▶ REQUIREMENT
Collect each line containing "delgadas".

▶ EXTRACTED RECORDS
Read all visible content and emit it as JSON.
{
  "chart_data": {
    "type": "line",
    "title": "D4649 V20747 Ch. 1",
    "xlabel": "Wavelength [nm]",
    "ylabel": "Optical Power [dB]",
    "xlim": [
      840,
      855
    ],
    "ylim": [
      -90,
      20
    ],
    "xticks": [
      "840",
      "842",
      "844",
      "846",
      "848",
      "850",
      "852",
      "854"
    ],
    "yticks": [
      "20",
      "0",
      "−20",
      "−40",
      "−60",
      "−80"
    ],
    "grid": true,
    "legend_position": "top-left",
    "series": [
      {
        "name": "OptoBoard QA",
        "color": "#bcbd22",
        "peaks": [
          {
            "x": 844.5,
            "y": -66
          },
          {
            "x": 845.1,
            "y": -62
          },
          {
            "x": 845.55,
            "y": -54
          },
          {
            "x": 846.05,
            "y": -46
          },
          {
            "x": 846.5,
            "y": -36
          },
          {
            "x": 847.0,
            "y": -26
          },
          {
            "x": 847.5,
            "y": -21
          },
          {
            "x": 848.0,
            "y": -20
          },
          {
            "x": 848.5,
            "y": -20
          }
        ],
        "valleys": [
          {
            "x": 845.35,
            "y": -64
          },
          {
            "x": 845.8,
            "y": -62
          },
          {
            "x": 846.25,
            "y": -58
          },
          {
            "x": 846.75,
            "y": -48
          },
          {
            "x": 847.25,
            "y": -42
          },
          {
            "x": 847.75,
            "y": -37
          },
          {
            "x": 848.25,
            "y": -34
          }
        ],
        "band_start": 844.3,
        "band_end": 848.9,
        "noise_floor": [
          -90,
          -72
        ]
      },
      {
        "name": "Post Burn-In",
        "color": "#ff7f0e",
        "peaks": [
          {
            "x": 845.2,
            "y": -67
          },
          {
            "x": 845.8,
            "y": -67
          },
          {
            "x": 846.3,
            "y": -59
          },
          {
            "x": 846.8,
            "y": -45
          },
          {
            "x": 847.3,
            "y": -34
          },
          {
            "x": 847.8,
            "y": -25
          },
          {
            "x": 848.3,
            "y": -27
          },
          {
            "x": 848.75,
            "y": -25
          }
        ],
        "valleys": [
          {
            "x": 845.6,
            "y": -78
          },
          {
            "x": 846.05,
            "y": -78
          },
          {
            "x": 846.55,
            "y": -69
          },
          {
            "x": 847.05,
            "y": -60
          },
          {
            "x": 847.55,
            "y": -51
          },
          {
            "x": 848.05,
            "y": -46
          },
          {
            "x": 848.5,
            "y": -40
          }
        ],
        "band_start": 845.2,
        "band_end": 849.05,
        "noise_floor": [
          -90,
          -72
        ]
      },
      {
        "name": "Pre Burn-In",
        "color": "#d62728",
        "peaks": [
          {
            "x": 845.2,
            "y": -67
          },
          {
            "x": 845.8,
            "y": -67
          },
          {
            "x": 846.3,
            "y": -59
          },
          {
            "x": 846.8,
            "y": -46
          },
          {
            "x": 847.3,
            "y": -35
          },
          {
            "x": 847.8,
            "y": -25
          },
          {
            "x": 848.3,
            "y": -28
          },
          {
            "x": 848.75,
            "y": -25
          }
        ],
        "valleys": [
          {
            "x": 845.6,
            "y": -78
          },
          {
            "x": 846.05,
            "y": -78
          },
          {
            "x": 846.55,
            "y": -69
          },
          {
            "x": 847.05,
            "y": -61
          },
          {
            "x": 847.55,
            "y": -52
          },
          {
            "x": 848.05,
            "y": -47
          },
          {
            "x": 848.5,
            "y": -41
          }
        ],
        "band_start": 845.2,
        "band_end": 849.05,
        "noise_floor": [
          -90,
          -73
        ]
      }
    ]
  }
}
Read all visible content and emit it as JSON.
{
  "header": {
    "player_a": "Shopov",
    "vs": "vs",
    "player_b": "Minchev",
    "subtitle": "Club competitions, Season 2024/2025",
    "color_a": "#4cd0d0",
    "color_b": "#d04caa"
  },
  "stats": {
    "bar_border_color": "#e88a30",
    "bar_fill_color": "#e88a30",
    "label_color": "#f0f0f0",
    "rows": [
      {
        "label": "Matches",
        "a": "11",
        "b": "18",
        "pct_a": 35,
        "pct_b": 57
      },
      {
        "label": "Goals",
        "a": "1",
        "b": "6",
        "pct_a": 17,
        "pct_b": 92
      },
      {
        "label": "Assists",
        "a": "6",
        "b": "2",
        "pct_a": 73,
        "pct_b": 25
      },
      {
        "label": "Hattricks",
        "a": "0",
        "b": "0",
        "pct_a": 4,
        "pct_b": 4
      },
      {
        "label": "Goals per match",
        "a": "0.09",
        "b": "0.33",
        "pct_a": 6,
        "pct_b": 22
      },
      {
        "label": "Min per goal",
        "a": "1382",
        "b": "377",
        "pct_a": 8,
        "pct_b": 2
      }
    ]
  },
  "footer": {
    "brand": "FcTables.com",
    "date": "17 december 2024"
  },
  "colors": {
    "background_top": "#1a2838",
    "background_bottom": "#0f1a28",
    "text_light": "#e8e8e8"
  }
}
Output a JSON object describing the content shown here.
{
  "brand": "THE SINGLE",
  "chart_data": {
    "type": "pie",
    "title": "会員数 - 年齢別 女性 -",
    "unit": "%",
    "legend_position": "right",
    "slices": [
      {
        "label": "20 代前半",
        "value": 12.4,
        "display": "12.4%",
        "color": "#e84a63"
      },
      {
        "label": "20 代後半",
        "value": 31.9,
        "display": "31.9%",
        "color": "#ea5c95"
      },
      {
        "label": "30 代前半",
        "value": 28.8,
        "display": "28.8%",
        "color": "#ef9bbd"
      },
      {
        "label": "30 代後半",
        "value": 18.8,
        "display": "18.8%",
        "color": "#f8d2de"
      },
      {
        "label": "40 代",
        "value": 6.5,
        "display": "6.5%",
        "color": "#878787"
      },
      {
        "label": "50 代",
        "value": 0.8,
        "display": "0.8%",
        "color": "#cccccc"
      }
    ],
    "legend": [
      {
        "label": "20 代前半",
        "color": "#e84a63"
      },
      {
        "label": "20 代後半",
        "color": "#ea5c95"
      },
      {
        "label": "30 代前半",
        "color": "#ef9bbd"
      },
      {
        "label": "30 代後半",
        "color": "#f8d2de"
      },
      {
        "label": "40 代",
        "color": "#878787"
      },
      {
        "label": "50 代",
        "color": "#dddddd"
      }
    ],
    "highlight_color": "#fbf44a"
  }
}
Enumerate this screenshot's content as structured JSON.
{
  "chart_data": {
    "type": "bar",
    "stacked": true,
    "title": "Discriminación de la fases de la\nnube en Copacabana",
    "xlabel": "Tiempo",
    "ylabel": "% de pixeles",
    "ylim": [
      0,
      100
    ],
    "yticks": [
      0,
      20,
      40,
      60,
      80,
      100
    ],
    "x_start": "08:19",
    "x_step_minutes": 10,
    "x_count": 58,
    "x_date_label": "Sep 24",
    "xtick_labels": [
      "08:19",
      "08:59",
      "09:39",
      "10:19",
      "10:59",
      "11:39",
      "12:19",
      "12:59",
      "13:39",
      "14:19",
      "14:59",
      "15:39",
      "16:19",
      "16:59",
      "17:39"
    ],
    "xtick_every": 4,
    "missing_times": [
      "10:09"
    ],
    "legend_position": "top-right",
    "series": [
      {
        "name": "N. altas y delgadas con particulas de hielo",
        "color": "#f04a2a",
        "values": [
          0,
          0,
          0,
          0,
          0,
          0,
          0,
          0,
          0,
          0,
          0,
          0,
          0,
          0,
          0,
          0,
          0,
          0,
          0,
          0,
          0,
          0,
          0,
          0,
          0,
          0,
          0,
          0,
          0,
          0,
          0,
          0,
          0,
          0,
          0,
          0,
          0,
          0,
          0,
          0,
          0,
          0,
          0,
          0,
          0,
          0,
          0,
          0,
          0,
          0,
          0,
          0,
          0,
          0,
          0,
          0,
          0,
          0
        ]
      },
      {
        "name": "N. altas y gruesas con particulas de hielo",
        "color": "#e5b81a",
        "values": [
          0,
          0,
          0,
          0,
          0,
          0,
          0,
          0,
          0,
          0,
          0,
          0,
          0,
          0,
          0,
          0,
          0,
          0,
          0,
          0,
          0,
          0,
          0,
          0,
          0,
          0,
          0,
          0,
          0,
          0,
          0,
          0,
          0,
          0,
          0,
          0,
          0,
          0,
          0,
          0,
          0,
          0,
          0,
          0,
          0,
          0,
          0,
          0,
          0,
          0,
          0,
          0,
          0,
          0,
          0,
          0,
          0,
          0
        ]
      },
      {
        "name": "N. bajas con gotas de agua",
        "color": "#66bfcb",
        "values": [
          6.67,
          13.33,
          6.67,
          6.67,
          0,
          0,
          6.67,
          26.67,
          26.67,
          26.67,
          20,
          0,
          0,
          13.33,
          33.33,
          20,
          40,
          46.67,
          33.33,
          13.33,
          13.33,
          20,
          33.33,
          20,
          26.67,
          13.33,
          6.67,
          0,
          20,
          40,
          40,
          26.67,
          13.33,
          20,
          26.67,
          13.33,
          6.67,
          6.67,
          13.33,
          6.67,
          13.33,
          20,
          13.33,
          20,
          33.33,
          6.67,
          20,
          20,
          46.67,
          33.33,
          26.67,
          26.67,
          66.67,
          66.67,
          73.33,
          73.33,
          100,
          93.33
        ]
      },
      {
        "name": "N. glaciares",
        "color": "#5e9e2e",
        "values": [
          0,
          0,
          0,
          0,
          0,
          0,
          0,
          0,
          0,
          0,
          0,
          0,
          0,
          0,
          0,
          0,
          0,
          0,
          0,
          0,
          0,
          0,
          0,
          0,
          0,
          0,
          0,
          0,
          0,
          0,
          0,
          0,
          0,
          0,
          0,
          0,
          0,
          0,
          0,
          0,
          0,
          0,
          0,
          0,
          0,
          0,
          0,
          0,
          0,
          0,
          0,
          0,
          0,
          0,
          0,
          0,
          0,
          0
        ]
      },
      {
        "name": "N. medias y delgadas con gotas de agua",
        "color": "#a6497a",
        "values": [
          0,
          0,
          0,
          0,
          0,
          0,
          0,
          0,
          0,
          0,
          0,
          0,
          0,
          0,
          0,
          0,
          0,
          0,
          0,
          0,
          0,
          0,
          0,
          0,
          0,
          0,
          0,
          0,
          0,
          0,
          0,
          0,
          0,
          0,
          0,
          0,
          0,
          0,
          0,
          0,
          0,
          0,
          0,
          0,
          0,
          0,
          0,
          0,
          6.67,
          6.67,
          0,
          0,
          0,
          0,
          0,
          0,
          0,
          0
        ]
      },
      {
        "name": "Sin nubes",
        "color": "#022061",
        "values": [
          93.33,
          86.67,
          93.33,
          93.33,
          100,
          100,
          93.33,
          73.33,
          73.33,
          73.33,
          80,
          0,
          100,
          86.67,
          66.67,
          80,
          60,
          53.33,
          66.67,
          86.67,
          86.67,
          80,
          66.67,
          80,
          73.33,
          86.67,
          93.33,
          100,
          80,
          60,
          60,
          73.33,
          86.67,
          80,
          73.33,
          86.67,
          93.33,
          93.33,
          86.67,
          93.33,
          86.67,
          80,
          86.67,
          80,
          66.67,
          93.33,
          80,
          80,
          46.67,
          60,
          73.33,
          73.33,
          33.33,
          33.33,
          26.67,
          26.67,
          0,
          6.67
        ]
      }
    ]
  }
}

▶ THE RESPONSE
        "name": "N. altas y delgadas con particulas de hielo",
        "name": "N. medias y delgadas con gotas de agua",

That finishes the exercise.